**What is asked**: Filter these entries, keeping only lines that hold the word "Navegación".

**The data**:
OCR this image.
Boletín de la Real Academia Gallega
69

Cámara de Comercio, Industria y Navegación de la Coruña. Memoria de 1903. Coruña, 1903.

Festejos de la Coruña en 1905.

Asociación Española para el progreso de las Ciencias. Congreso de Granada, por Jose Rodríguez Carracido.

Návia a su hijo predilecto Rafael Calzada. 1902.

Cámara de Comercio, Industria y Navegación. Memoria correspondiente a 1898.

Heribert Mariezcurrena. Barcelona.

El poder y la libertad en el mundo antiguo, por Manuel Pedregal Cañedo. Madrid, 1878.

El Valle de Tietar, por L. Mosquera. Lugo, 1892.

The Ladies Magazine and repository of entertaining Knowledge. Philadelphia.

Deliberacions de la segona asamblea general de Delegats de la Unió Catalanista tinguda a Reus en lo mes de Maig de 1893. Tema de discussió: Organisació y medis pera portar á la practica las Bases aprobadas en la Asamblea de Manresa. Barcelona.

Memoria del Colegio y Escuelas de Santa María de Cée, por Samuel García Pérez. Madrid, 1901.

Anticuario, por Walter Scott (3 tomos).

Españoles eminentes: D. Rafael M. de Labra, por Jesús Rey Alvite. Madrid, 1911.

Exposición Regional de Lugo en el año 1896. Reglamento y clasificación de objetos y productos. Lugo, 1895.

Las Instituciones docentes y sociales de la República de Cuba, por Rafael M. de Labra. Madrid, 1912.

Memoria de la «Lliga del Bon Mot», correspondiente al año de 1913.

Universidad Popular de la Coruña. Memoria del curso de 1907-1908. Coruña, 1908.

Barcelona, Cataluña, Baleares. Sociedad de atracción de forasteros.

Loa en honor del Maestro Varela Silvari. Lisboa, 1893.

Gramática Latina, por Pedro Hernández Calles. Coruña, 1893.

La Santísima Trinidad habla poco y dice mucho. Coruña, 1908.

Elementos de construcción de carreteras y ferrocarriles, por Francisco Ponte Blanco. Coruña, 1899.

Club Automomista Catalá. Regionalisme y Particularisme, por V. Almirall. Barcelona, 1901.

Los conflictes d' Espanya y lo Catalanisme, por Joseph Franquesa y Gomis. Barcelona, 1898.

**Complete answer**:
Cámara de Comercio, Industria y Navegación de la Coruña. Memoria de 1903. Coruña, 1903.
Cámara de Comercio, Industria y Navegación. Memoria correspondiente a 1898.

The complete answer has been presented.